▶ _WHAT TO PRODUCE_: From the listing below, extract every line in which the word "screenshot" appears.

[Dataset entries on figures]
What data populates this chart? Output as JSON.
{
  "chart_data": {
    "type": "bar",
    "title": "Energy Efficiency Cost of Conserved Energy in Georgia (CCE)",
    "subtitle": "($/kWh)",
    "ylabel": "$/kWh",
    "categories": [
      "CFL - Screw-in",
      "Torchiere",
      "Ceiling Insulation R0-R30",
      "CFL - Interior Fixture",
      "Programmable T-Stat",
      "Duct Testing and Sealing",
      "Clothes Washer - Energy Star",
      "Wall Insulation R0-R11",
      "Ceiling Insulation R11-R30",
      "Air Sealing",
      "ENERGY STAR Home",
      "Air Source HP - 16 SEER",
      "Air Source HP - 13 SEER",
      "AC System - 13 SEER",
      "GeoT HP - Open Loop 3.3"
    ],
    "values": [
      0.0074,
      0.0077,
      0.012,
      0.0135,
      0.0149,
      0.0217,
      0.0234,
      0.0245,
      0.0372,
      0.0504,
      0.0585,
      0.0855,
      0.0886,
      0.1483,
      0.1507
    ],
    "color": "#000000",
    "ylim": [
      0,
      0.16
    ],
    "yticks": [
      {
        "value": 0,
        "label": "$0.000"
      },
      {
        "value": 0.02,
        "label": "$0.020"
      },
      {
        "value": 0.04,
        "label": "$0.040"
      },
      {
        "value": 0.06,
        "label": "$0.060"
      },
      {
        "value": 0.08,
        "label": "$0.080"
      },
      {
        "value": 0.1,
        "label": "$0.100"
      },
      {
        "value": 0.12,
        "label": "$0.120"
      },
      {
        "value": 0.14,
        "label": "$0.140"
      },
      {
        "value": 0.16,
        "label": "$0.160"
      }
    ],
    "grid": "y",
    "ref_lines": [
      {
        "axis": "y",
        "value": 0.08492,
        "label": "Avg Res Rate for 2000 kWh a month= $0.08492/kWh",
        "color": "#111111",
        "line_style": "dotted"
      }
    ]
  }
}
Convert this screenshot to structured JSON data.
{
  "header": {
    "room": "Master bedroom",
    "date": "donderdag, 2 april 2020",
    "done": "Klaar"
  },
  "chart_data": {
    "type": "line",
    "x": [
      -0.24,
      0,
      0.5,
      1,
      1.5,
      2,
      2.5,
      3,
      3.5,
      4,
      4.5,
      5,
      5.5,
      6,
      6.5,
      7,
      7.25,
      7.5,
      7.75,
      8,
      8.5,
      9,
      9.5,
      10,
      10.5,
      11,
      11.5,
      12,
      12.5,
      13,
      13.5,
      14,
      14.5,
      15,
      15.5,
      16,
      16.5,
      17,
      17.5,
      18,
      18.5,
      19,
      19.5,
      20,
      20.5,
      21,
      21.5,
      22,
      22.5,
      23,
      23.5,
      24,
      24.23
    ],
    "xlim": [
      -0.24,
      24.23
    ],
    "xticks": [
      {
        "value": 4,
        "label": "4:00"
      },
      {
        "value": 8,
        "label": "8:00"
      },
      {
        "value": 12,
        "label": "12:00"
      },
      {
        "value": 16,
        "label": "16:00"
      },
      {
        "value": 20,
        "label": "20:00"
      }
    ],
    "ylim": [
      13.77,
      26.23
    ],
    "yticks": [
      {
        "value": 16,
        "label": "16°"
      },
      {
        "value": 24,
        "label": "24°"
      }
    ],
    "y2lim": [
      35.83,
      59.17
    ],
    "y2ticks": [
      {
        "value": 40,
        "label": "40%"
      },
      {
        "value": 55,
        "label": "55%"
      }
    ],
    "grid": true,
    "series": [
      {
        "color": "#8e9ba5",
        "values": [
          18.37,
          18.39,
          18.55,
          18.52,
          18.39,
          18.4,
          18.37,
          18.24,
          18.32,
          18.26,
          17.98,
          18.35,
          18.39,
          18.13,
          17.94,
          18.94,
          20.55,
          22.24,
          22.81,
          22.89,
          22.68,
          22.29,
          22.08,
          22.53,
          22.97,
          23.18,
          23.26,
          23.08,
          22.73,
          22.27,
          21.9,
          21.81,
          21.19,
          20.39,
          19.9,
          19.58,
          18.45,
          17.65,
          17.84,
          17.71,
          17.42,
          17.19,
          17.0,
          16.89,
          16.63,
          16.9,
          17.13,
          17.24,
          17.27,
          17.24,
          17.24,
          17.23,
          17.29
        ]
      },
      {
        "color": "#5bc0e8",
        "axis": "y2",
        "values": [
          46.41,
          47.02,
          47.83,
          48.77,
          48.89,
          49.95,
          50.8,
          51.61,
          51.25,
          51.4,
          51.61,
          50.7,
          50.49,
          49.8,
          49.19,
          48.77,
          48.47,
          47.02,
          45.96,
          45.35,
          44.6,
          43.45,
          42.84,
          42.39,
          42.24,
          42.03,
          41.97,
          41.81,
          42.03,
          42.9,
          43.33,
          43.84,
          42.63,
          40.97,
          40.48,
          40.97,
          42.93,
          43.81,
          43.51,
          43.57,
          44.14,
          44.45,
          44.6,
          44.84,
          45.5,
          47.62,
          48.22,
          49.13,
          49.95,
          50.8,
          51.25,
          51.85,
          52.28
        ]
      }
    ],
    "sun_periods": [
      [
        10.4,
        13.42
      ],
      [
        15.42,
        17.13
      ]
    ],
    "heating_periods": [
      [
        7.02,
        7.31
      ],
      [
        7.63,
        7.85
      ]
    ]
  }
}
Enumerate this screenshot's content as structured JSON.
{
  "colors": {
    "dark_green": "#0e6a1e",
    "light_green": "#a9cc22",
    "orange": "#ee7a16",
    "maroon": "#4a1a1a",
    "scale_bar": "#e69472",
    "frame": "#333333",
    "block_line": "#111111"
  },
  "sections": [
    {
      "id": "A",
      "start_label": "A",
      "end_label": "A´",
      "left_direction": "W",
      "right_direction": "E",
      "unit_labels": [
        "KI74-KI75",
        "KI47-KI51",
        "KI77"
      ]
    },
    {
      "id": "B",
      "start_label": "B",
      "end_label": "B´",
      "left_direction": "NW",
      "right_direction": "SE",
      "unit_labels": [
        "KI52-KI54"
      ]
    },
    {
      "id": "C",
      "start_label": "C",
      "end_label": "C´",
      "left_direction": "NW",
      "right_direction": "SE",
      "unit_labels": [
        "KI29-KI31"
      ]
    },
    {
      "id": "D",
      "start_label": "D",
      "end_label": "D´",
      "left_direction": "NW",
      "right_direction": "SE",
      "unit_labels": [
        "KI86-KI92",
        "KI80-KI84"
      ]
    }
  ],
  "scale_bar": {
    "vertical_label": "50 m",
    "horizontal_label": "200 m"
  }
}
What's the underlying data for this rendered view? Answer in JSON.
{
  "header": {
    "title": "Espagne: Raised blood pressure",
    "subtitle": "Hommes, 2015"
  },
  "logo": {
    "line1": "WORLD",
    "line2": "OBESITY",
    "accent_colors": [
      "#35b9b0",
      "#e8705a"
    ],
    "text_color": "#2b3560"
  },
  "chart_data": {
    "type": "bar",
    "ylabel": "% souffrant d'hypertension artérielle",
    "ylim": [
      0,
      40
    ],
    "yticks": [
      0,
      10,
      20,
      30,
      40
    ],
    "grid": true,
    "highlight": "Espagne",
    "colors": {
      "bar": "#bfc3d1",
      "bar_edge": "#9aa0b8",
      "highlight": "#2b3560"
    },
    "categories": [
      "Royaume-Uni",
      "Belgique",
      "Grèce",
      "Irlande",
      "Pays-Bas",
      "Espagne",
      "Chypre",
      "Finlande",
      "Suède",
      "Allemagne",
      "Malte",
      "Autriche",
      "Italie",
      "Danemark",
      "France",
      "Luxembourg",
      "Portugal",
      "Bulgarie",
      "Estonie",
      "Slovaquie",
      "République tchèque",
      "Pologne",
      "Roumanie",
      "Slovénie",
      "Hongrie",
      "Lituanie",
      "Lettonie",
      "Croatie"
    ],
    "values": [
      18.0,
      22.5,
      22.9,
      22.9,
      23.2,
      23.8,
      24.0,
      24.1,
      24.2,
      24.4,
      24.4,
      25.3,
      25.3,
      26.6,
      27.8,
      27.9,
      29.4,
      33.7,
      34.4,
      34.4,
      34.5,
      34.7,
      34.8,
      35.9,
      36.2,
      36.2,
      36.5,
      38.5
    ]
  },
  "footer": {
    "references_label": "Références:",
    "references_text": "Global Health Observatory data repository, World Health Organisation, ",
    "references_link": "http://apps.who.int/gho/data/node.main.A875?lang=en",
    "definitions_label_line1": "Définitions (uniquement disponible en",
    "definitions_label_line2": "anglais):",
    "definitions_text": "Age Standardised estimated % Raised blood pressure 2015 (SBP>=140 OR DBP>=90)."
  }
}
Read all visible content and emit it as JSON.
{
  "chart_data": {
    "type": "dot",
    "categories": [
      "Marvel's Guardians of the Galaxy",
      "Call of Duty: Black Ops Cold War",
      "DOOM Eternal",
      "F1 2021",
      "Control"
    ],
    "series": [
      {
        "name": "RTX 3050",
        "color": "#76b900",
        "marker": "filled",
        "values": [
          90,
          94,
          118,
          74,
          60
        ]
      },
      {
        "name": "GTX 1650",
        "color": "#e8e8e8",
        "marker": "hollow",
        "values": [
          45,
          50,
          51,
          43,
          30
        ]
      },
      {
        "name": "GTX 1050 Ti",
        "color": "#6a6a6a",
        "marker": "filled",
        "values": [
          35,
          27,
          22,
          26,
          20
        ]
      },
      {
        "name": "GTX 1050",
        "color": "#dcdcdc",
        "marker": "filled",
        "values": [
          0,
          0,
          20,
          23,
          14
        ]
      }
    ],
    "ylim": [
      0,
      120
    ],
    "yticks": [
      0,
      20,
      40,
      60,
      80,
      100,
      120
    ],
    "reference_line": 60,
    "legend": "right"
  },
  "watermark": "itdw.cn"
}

▶ _RESULT BELOW_:
Convert this screenshot to structured JSON data.
Enumerate this screenshot's content as structured JSON.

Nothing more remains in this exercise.